▸ **PROBLEMA PROPOSTO 1**
Responda a cada pergunta sobre o texto acerca do investimento e do desenvolvimento económico:
(a) Que prioridade de investimento o texto considera a mais importante?
(b) Que exemplos de infra-estruturas o texto apresenta?
(c) Segundo o texto, que vantagem obtêm os países ricos com a proposta ganha-ganha?
▸ **PROBLEMA PROPOSTO 2**
Prossiga o texto sobre o investimento e o desenvolvimento económico a partir da última frase apresentada.

++++ EXCERTO DA PÁGINA

O secretário-geral da ONU, António Guterres, à esquerda, com Jovens Líderes para os Objetivos de Desenvolvimento Sustentável, em 24 de abril. (Foto ONU/Manuel Elías)

By Jeffrey D. Sachs 
A Nova Economia Mundial

TA chave para o desenvolvimento económico e para acabar com a pobreza é o investimento. As nações alcançam a prosperidade investindo em quatro prioridades. 

O mais importante é investir nas pessoas, através de educação e cuidados de saúde de qualidade. A seguir estão as infra-estruturas, como electricidade, água potável, redes digitais e transportes públicos. 

O terceiro é o capital natural, protegendo a natureza. O quarto é o investimento empresarial. A chave é o financiamento: mobilizar os fundos para investir na escala e velocidade necessárias.

Em princípio, o mundo deveria funcionar como um sistema interligado. Os países ricos, com elevados níveis de educação, cuidados de saúde, infra-estruturas e capital empresarial, devem fornecer amplo financiamento aos países pobres, que devem urgentemente construir o seu capital humano, infra-estrutural, natural e empresarial. 

O dinheiro deveria fluir dos países ricos para os países pobres. À medida que os países dos mercados emergentes se tornassem mais ricos, os lucros e os juros fluiriam de volta para os países ricos como retornos dos seus investimentos.

Essa é uma proposta ganha-ganha. Tanto os países ricos como os pobres beneficiam. Os países pobres tornam-se mais ricos; os países ricos obtêm retornos mais elevados do que obteriam se investissem apenas nas suas próprias economias.

++++++++
++++ DADOS FORNECIDOS

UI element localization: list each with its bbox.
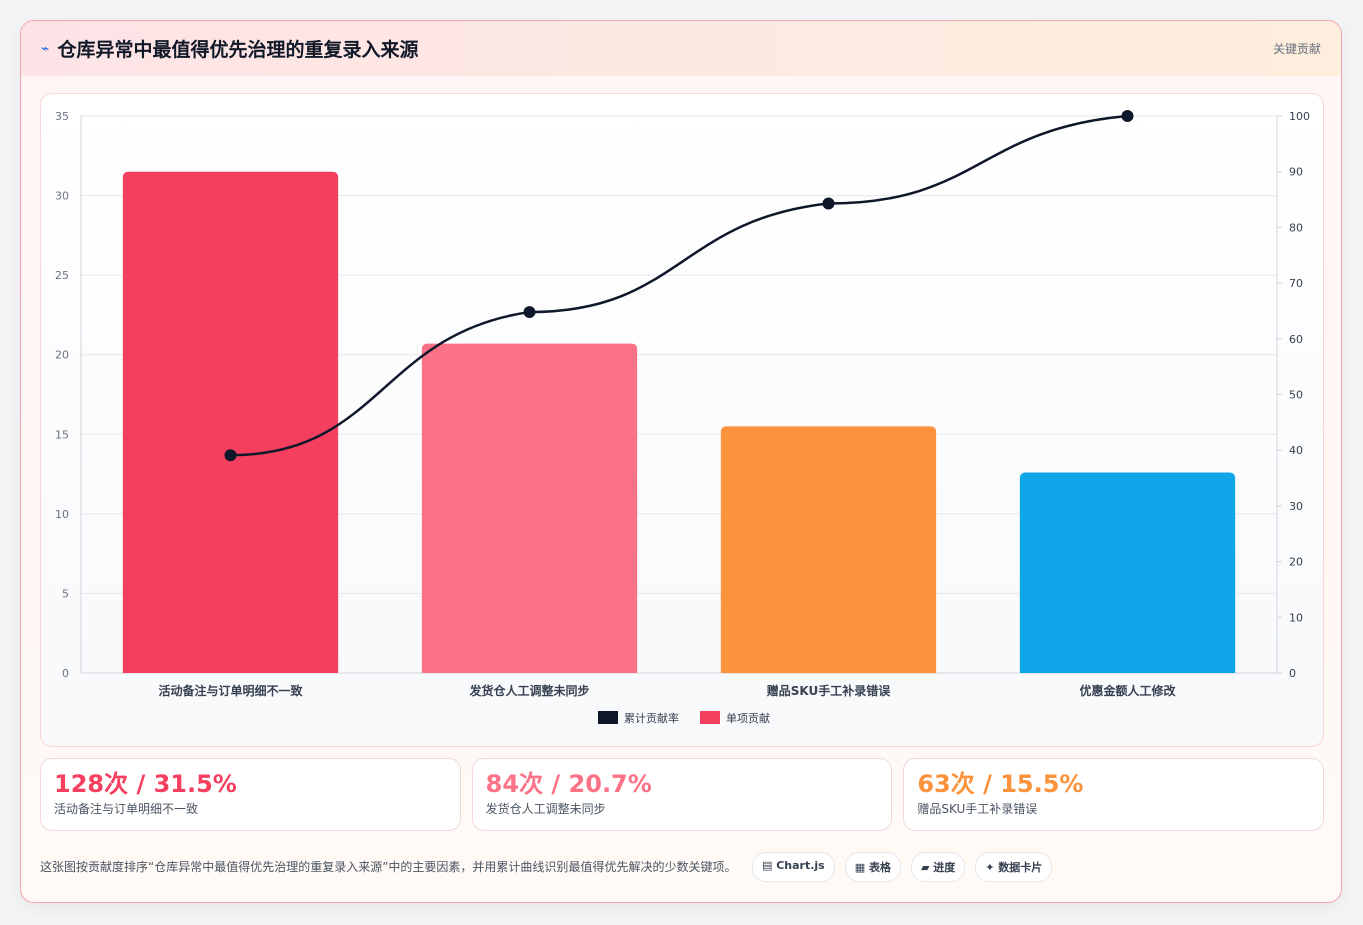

++++++++

▸ **RESULTADO DO EXERCÍCIO 1**
(a) Investir nas pessoas, através de educação e cuidados de saúde de qualidade.
(b) Electricidade, água potável, redes digitais e transportes públicos.
(c) Obtêm retornos mais elevados do que obteriam se investissem apenas nas suas próprias economias.

▸ **RESULTADO DO EXERCÍCIO 2**
Estranhamente, as finanças internacionais não funcionam assim. Os países ricos investem principalmente nas economias ricas. Os países mais pobres recebem apenas uma pequena quantidade de fundos, não o suficiente para sair da pobreza. A metade mais pobre do mundo (países de rendimento baixo e de rendimento médio-baixo) produz atualmente cerca de 10 biliões de dólares por ano, enquanto a metade mais rica do mundo (países de rendimento elevado e de rendimento médio-alto) produz cerca de 90 biliões de dólares.

O financiamento da metade mais rica para a metade mais pobre deveria ser talvez de 2 a 3 biliões de dólares por ano. Na verdade, é uma pequena fração disso.

Financiamento de curto prazo para investimento de longo prazo

Aula de inglês na Escola Primária Zanaki em Dar es Salaam, Tanzânia, 2017. (Sarah Farhat/Banco Mundial/Flickr, CC BY-NC-ND 2.0)

O problema é que investir nos países mais pobres parece demasiado arriscado. Isto é verdade se olharmos para o curto prazo. Suponhamos que o governo de um país de baixa renda queira contrair empréstimos para financiar a educação pública. 

Os retornos económicos da educação são muito elevados, mas necessitam de 20 a 30 anos para serem concretizados, uma vez que as crianças de hoje progridem entre 12 e 16 anos de escolaridade e só depois entram no mercado de trabalho. No entanto, os empréstimos duram frequentemente apenas cinco anos e são denominados em dólares americanos e não na moeda nacional.

Suponhamos que o país contraia um empréstimo de 2 mil milhões de dólares hoje, com vencimento em cinco anos. Não há problema se, em cinco anos, o governo puder refinanciar os 2 mil milhões de dólares com mais um empréstimo de cinco anos. Com cinco empréstimos de refinanciamento, cada um com duração de cinco anos, o pagamento da dívida é adiado por 30 anos, altura em que a economia terá crescido o suficiente para pagar a dívida sem outro empréstimo.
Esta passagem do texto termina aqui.